_Goal_. Reproduce all the lines below exactly and omit the images.

□ □ □ □ □

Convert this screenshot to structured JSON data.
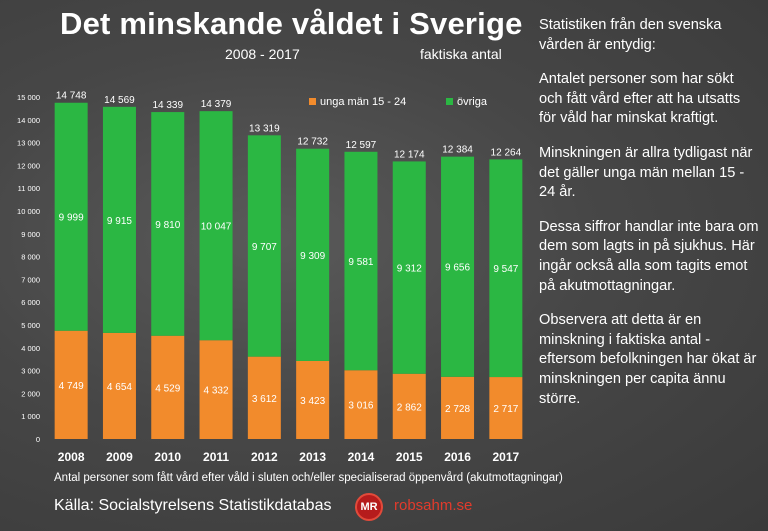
{
  "header": {
    "title": "Det minskande våldet i Sverige",
    "years": "2008 - 2017",
    "note": "faktiska antal"
  },
  "chart_data": {
    "type": "bar",
    "stacked": true,
    "categories": [
      "2008",
      "2009",
      "2010",
      "2011",
      "2012",
      "2013",
      "2014",
      "2015",
      "2016",
      "2017"
    ],
    "series": [
      {
        "name": "unga män 15 - 24",
        "color": "#f28b2c",
        "values": [
          4749,
          4654,
          4529,
          4332,
          3612,
          3423,
          3016,
          2862,
          2728,
          2717
        ],
        "value_labels": [
          "4 749",
          "4 654",
          "4 529",
          "4 332",
          "3 612",
          "3 423",
          "3 016",
          "2 862",
          "2 728",
          "2 717"
        ]
      },
      {
        "name": "övriga",
        "color": "#2bb743",
        "values": [
          9999,
          9915,
          9810,
          10047,
          9707,
          9309,
          9581,
          9312,
          9656,
          9547
        ],
        "value_labels": [
          "9 999",
          "9 915",
          "9 810",
          "10 047",
          "9 707",
          "9 309",
          "9 581",
          "9 312",
          "9 656",
          "9 547"
        ]
      }
    ],
    "totals": [
      14748,
      14569,
      14339,
      14379,
      13319,
      12732,
      12597,
      12174,
      12384,
      12264
    ],
    "total_labels": [
      "14 748",
      "14 569",
      "14 339",
      "14 379",
      "13 319",
      "12 732",
      "12 597",
      "12 174",
      "12 384",
      "12 264"
    ],
    "ylim": [
      0,
      15000
    ],
    "yticks": [
      0,
      1000,
      2000,
      3000,
      4000,
      5000,
      6000,
      7000,
      8000,
      9000,
      10000,
      11000,
      12000,
      13000,
      14000,
      15000
    ],
    "ytick_labels": [
      "0",
      "1 000",
      "2 000",
      "3 000",
      "4 000",
      "5 000",
      "6 000",
      "7 000",
      "8 000",
      "9 000",
      "10 000",
      "11 000",
      "12 000",
      "13 000",
      "14 000",
      "15 000"
    ],
    "xlabel": "Antal personer som fått vård efter våld i sluten och/eller specialiserad öppenvård (akutmottagningar)",
    "legend_position": "top-right",
    "grid": false
  },
  "footer": {
    "source": "Källa: Socialstyrelsens Statistikdatabas",
    "logo_text": "MR",
    "site": "robsahm.se"
  },
  "sidebar": {
    "paragraphs": [
      "Statistiken från den svenska vården är entydig:",
      "Antalet personer som har sökt och fått vård efter att ha utsatts för våld har minskat kraftigt.",
      "Minskningen är allra tydligast när det gäller unga män mellan 15 - 24 år.",
      "Dessa siffror handlar inte bara om dem som lagts in på sjukhus. Här ingår också alla som tagits emot på akutmottagningar.",
      "Observera att detta är en minskning i faktiska antal - eftersom befolkningen har ökat är minskningen per capita ännu större."
    ]
  }
}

□ □ □ □ □

_Response below_.
Convert this screenshot to structured JSON data.
{
  "header": {
    "title": "Det minskande våldet i Sverige",
    "years": "2008 - 2017",
    "note": "faktiska antal"
  },
  "chart_data": {
    "type": "bar",
    "stacked": true,
    "categories": [
      "2008",
      "2009",
      "2010",
      "2011",
      "2012",
      "2013",
      "2014",
      "2015",
      "2016",
      "2017"
    ],
    "series": [
      {
        "name": "unga män 15 - 24",
        "color": "#f28b2c",
        "values": [
          4749,
          4654,
          4529,
          4332,
          3612,
          3423,
          3016,
          2862,
          2728,
          2717
        ],
        "value_labels": [
          "4 749",
          "4 654",
          "4 529",
          "4 332",
          "3 612",
          "3 423",
          "3 016",
          "2 862",
          "2 728",
          "2 717"
        ]
      },
      {
        "name": "övriga",
        "color": "#2bb743",
        "values": [
          9999,
          9915,
          9810,
          10047,
          9707,
          9309,
          9581,
          9312,
          9656,
          9547
        ],
        "value_labels": [
          "9 999",
          "9 915",
          "9 810",
          "10 047",
          "9 707",
          "9 309",
          "9 581",
          "9 312",
          "9 656",
          "9 547"
        ]
      }
    ],
    "totals": [
      14748,
      14569,
      14339,
      14379,
      13319,
      12732,
      12597,
      12174,
      12384,
      12264
    ],
    "total_labels": [
      "14 748",
      "14 569",
      "14 339",
      "14 379",
      "13 319",
      "12 732",
      "12 597",
      "12 174",
      "12 384",
      "12 264"
    ],
    "ylim": [
      0,
      15000
    ],
    "yticks": [
      0,
      1000,
      2000,
      3000,
      4000,
      5000,
      6000,
      7000,
      8000,
      9000,
      10000,
      11000,
      12000,
      13000,
      14000,
      15000
    ],
    "ytick_labels": [
      "0",
      "1 000",
      "2 000",
      "3 000",
      "4 000",
      "5 000",
      "6 000",
      "7 000",
      "8 000",
      "9 000",
      "10 000",
      "11 000",
      "12 000",
      "13 000",
      "14 000",
      "15 000"
    ],
    "xlabel": "Antal personer som fått vård efter våld i sluten och/eller specialiserad öppenvård (akutmottagningar)",
    "legend_position": "top-right",
    "grid": false
  },
  "footer": {
    "source": "Källa: Socialstyrelsens Statistikdatabas",
    "logo_text": "MR",
    "site": "robsahm.se"
  },
  "sidebar": {
    "paragraphs": [
      "Statistiken från den svenska vården är entydig:",
      "Antalet personer som har sökt och fått vård efter att ha utsatts för våld har minskat kraftigt.",
      "Minskningen är allra tydligast när det gäller unga män mellan 15 - 24 år.",
      "Dessa siffror handlar inte bara om dem som lagts in på sjukhus. Här ingår också alla som tagits emot på akutmottagningar.",
      "Observera att detta är en minskning i faktiska antal - eftersom befolkningen har ökat är minskningen per capita ännu större."
    ]
  }
}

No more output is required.